## Set problem:
Single out each line with the word "Project" and copy it.

Recorded data
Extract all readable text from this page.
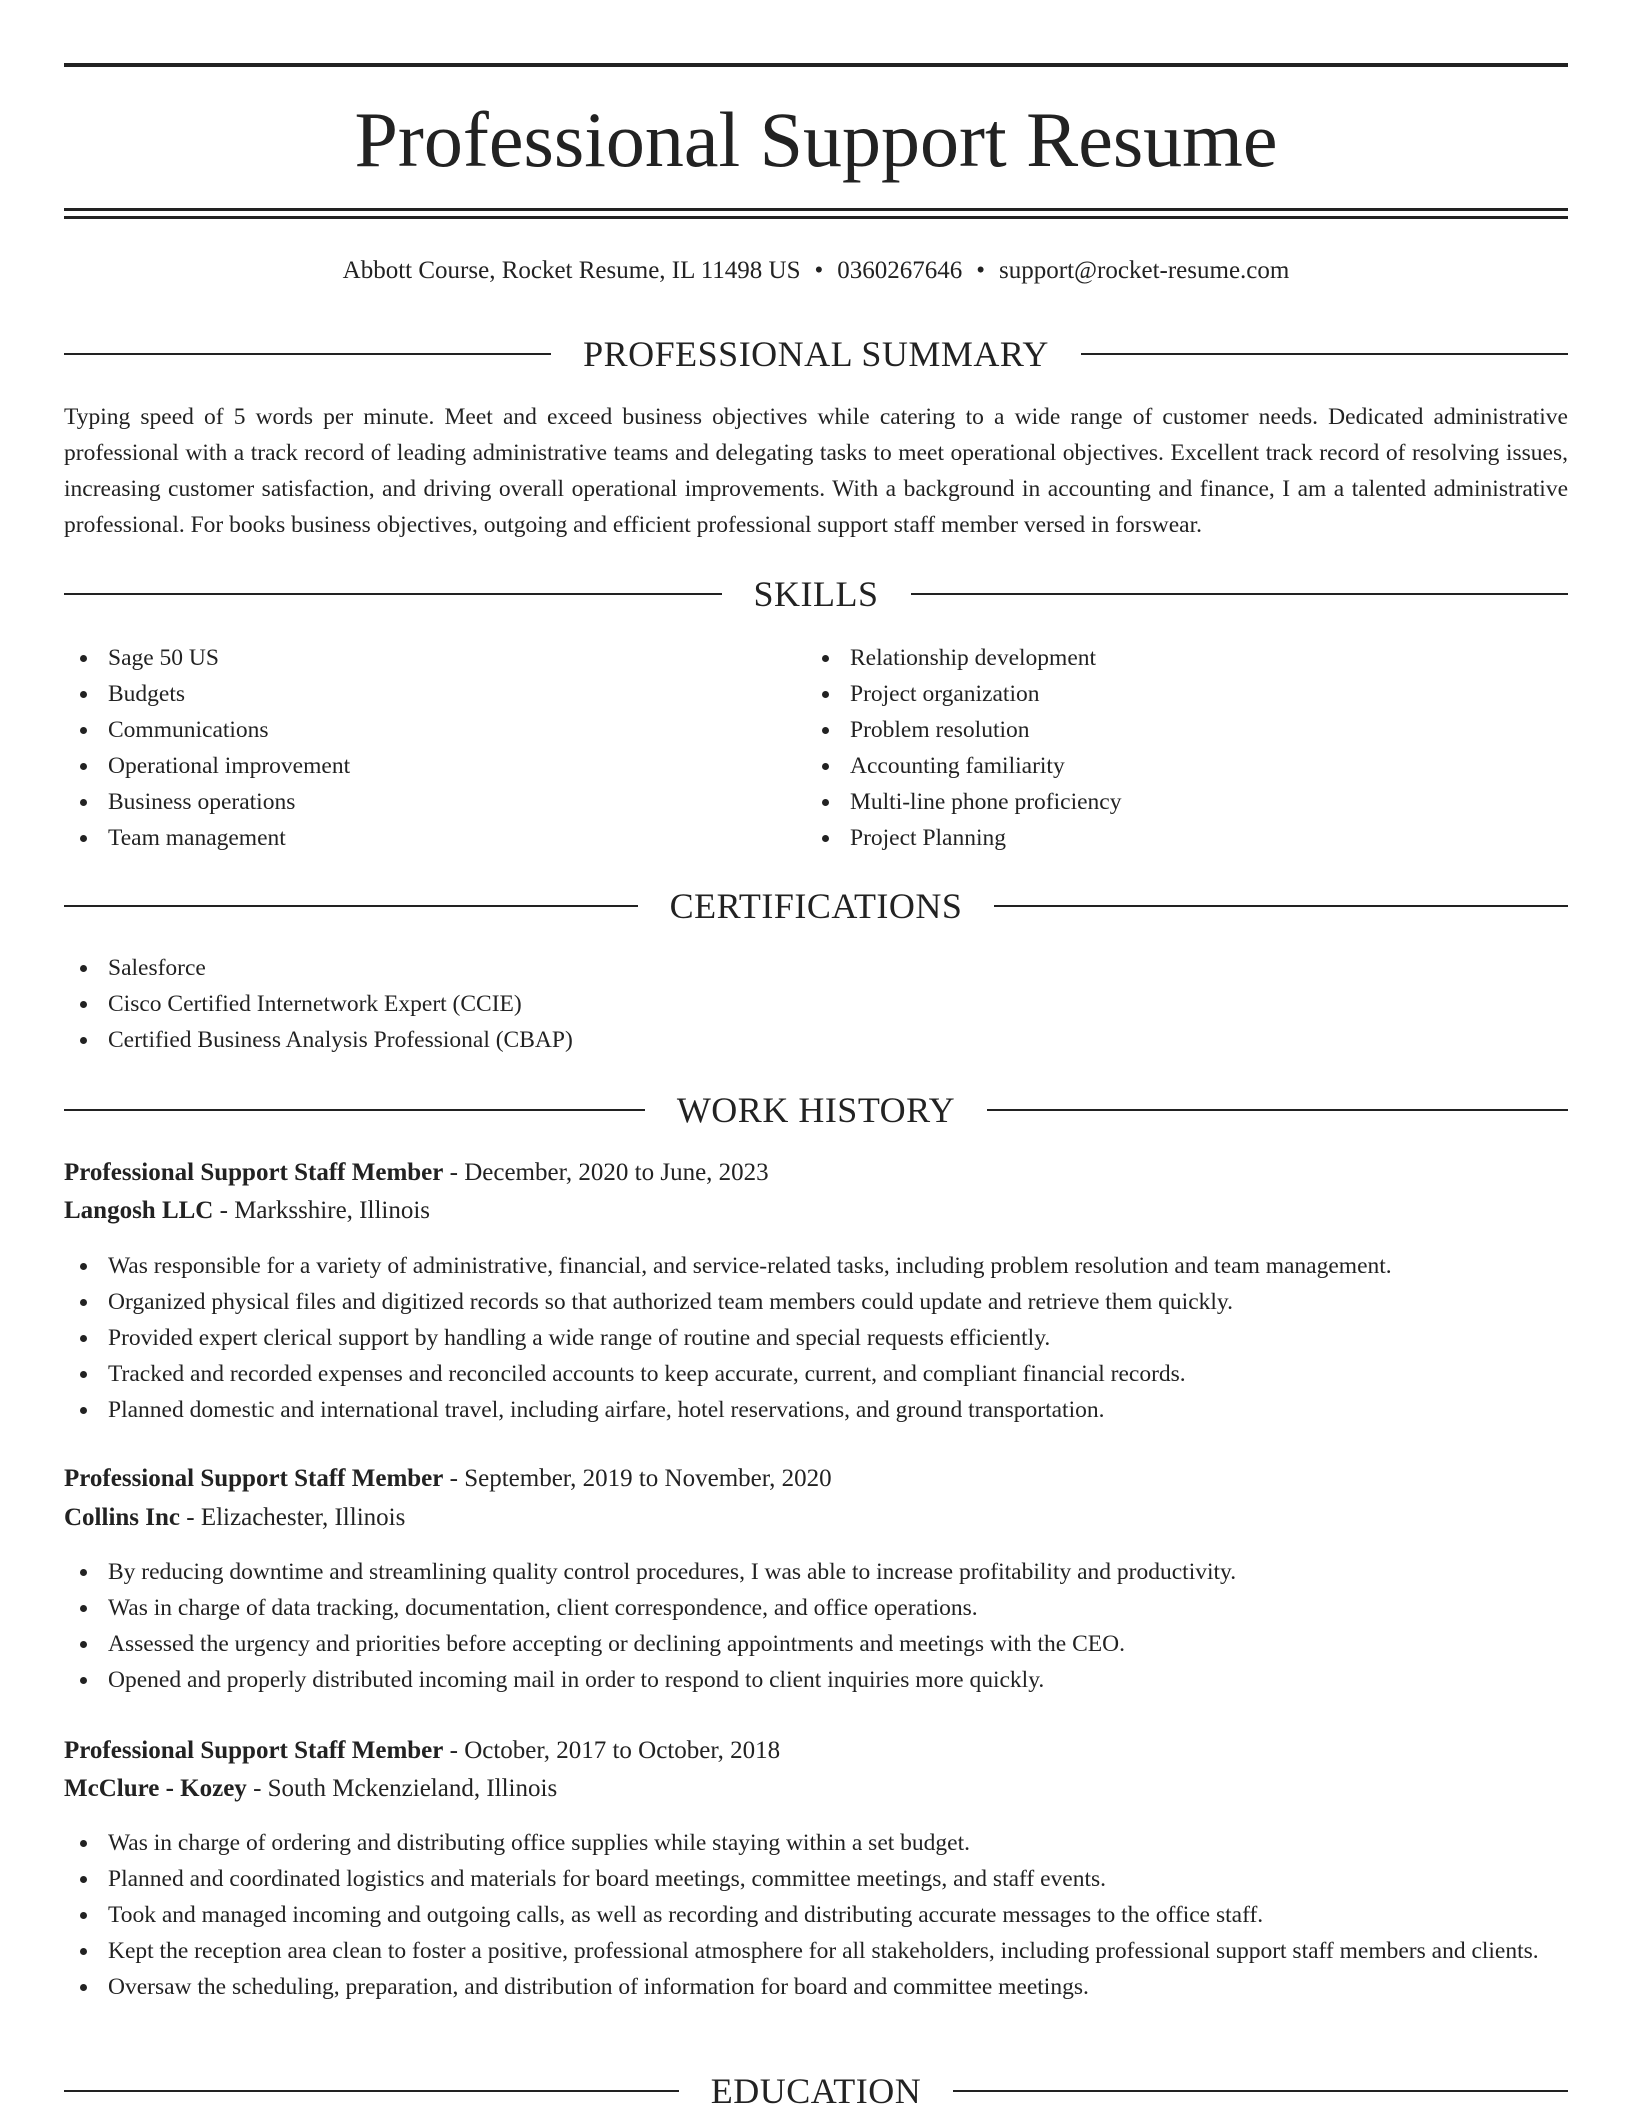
Professional Support Resume
Abbott Course, Rocket Resume, IL 11498 US • 0360267646 • support@rocket-resume.com
PROFESSIONAL SUMMARY
Typing speed of 5 words per minute. Meet and exceed business objectives while catering to a wide range of customer needs. Dedicated administrative professional with a track record of leading administrative teams and delegating tasks to meet operational objectives. Excellent track record of resolving issues, increasing customer satisfaction, and driving overall operational improvements. With a background in accounting and finance, I am a talented administrative professional. For books business objectives, outgoing and efficient professional support staff member versed in forswear.
SKILLS
Sage 50 US
Budgets
Communications
Operational improvement
Business operations
Team management
Relationship development
Project organization
Problem resolution
Accounting familiarity
Multi-line phone proficiency
Project Planning
CERTIFICATIONS
Salesforce
Cisco Certified Internetwork Expert (CCIE)
Certified Business Analysis Professional (CBAP)
WORK HISTORY
Professional Support Staff Member - December, 2020 to June, 2023
Langosh LLC - Marksshire, Illinois
Was responsible for a variety of administrative, financial, and service-related tasks, including problem resolution and team management.
Organized physical files and digitized records so that authorized team members could update and retrieve them quickly.
Provided expert clerical support by handling a wide range of routine and special requests efficiently.
Tracked and recorded expenses and reconciled accounts to keep accurate, current, and compliant financial records.
Planned domestic and international travel, including airfare, hotel reservations, and ground transportation.
Professional Support Staff Member - September, 2019 to November, 2020
Collins Inc - Elizachester, Illinois
By reducing downtime and streamlining quality control procedures, I was able to increase profitability and productivity.
Was in charge of data tracking, documentation, client correspondence, and office operations.
Assessed the urgency and priorities before accepting or declining appointments and meetings with the CEO.
Opened and properly distributed incoming mail in order to respond to client inquiries more quickly.
Professional Support Staff Member - October, 2017 to October, 2018
McClure - Kozey - South Mckenzieland, Illinois
Was in charge of ordering and distributing office supplies while staying within a set budget.
Planned and coordinated logistics and materials for board meetings, committee meetings, and staff events.
Took and managed incoming and outgoing calls, as well as recording and distributing accurate messages to the office staff.
Kept the reception area clean to foster a positive, professional atmosphere for all stakeholders, including professional support staff members and clients.
Oversaw the scheduling, preparation, and distribution of information for board and committee meetings.
EDUCATION
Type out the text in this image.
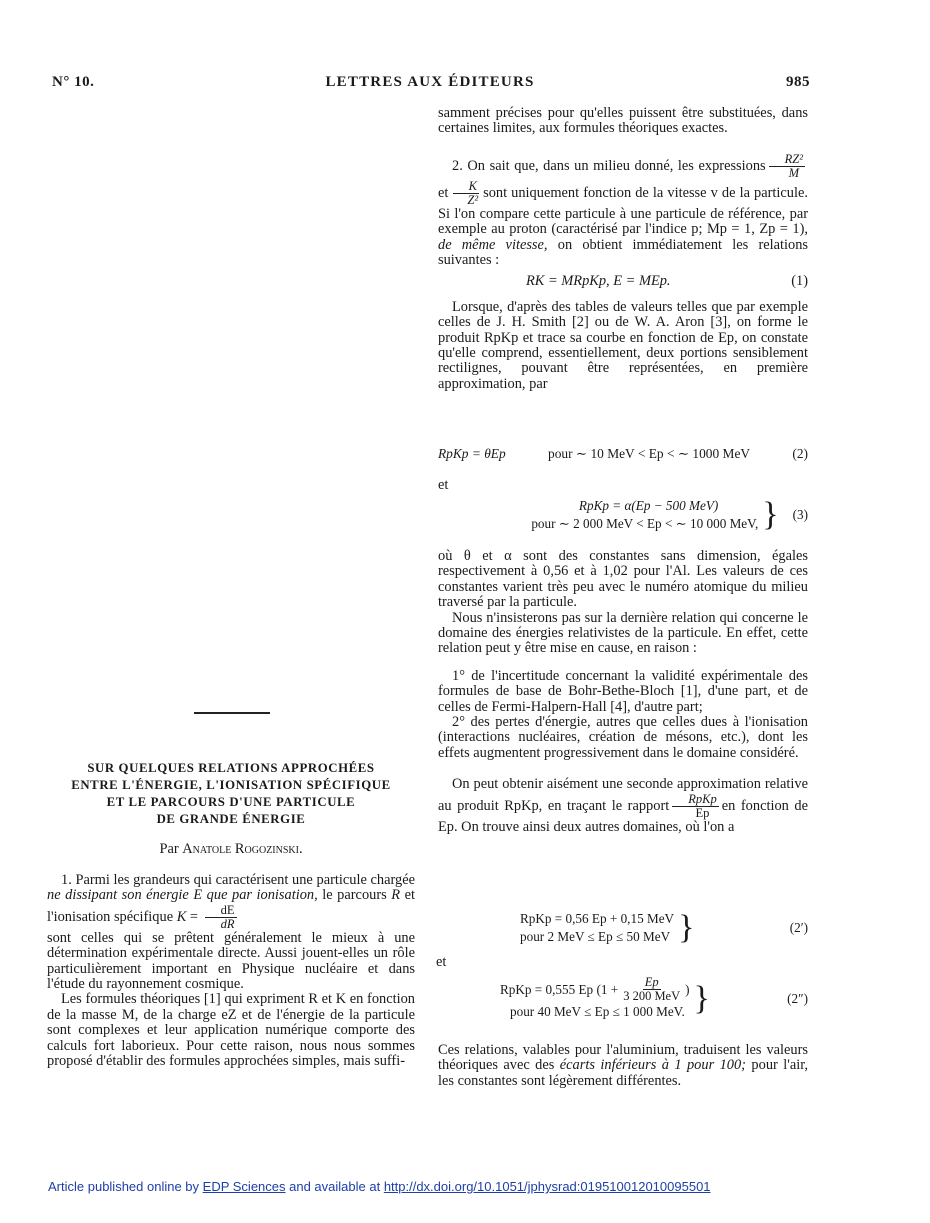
N° 10.	LETTRES AUX ÉDITEURS	985
SUR QUELQUES RELATIONS APPROCHÉES
ENTRE L'ÉNERGIE, L'IONISATION SPÉCIFIQUE
ET LE PARCOURS D'UNE PARTICULE
DE GRANDE ÉNERGIE
Par Anatole Rogozinski.

1. Parmi les grandeurs qui caractérisent une particule chargée ne dissipant son énergie E que par ionisation, le parcours R et l'ionisation spécifique $K = \frac{dE}{dR}$

sont celles qui se prêtent généralement le mieux à une détermination expérimentale directe. Aussi jouent-elles un rôle particulièrement important en Physique nucléaire et dans l'étude du rayonnement cosmique.

Les formules théoriques [1] qui expriment R et K en fonction de la masse M, de la charge eZ et de l'énergie de la particule sont complexes et leur application numérique comporte des calculs fort laborieux. Pour cette raison, nous nous sommes proposé d'établir des formules approchées simples, mais suffi-

samment précises pour qu'elles puissent être substituées, dans certaines limites, aux formules théoriques exactes.

2. On sait que, dans un milieu donné, les expressions $\frac{\text{RZ²}}{M}$
et $\frac{K}{\text{Z²}}$ sont uniquement fonction de la vitesse v de la particule. Si l'on compare cette particule à une particule de référence, par exemple au proton (caractérisé par l'indice p; Mp = 1, Zp = 1), de même vitesse, on obtient immédiatement les relations suivantes :

RK = MRpKp, E = MEp.	(1)

Lorsque, d'après des tables de valeurs telles que par exemple celles de J. H. Smith [2] ou de W. A. Aron [3], on forme le produit RpKp et trace sa courbe en fonction de Ep, on constate qu'elle comprend, essentiellement, deux portions sensiblement rectilignes, pouvant être représentées, en première approximation, par

RpKp = θEp	pour ∼ 10 MeV < Ep < ∼ 1000 MeV	(2)
et
RpKp = α(Ep − 500 MeV)
pour ∼ 2 000 MeV < Ep < ∼ 10 000 MeV, } (3)

où θ et α sont des constantes sans dimension, égales respectivement à 0,56 et à 1,02 pour l'Al. Les valeurs de ces constantes varient très peu avec le numéro atomique du milieu traversé par la particule.

Nous n'insisterons pas sur la dernière relation qui concerne le domaine des énergies relativistes de la particule. En effet, cette relation peut y être mise en cause, en raison :

1° de l'incertitude concernant la validité expérimentale des formules de base de Bohr-Bethe-Bloch [1], d'une part, et de celles de Fermi-Halpern-Hall [4], d'autre part;

2° des pertes d'énergie, autres que celles dues à l'ionisation (interactions nucléaires, création de mésons, etc.), dont les effets augmentent progressivement dans le domaine considéré.

On peut obtenir aisément une seconde approximation relative au produit RpKp, en traçant le rapport $\frac{\text{RpKp}}{Ep}$ en fonction de Ep. On trouve ainsi deux autres domaines, où l'on a

RpKp = 0,56 Ep + 0,15 MeV
pour 2 MeV ≤ Ep ≤ 50 MeV }	(2′)
et
RpKp = 0,555 Ep ($1 + \frac{Ep}{\text{3 200 MeV}}$ )
pour 40 MeV ≤ Ep ≤ 1 000 MeV. }	(2″)

Ces relations, valables pour l'aluminium, traduisent les valeurs théoriques avec des écarts inférieurs à 1 pour 100; pour l'air, les constantes sont légèrement différentes.

Article published online by EDP Sciences and available at http://dx.doi.org/10.1051/jphysrad:019510012010095501
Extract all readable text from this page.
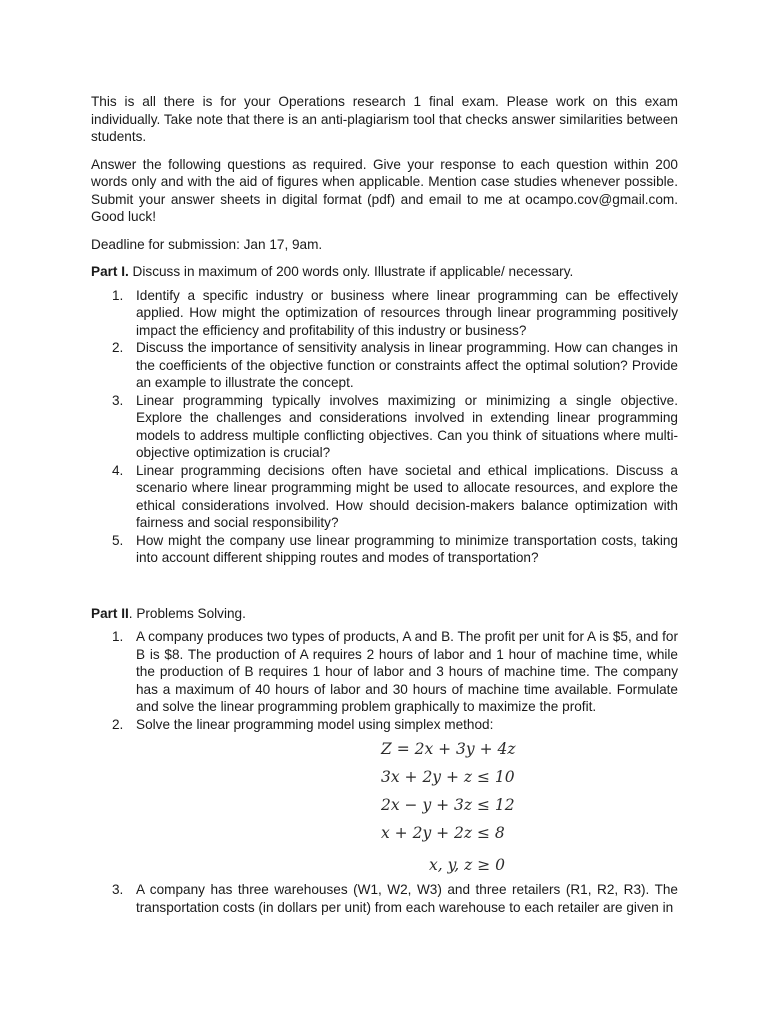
This is all there is for your Operations research 1 final exam. Please work on this exam individually. Take note that there is an anti-plagiarism tool that checks answer similarities between students.

Answer the following questions as required. Give your response to each question within 200 words only and with the aid of figures when applicable. Mention case studies whenever possible. Submit your answer sheets in digital format (pdf) and email to me at ocampo.cov@gmail.com. Good luck!

Deadline for submission: Jan 17, 9am.

Part I. Discuss in maximum of 200 words only. Illustrate if applicable/ necessary.

1. Identify a specific industry or business where linear programming can be effectively applied. How might the optimization of resources through linear programming positively impact the efficiency and profitability of this industry or business?
2. Discuss the importance of sensitivity analysis in linear programming. How can changes in the coefficients of the objective function or constraints affect the optimal solution? Provide an example to illustrate the concept.
3. Linear programming typically involves maximizing or minimizing a single objective. Explore the challenges and considerations involved in extending linear programming models to address multiple conflicting objectives. Can you think of situations where multi-objective optimization is crucial?
4. Linear programming decisions often have societal and ethical implications. Discuss a scenario where linear programming might be used to allocate resources, and explore the ethical considerations involved. How should decision-makers balance optimization with fairness and social responsibility?
5. How might the company use linear programming to minimize transportation costs, taking into account different shipping routes and modes of transportation?

Part II. Problems Solving.

1. A company produces two types of products, A and B. The profit per unit for A is $5, and for B is $8. The production of A requires 2 hours of labor and 1 hour of machine time, while the production of B requires 1 hour of labor and 3 hours of machine time. The company has a maximum of 40 hours of labor and 30 hours of machine time available. Formulate and solve the linear programming problem graphically to maximize the profit.
2. Solve the linear programming model using simplex method:
Z = 2x + 3y + 4z
3x + 2y + z ≤ 10
2x − y + 3z ≤ 12
x + 2y + 2z ≤ 8
x, y, z ≥ 0
3. A company has three warehouses (W1, W2, W3) and three retailers (R1, R2, R3). The transportation costs (in dollars per unit) from each warehouse to each retailer are given in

## The solution:
Project organization
Project Planning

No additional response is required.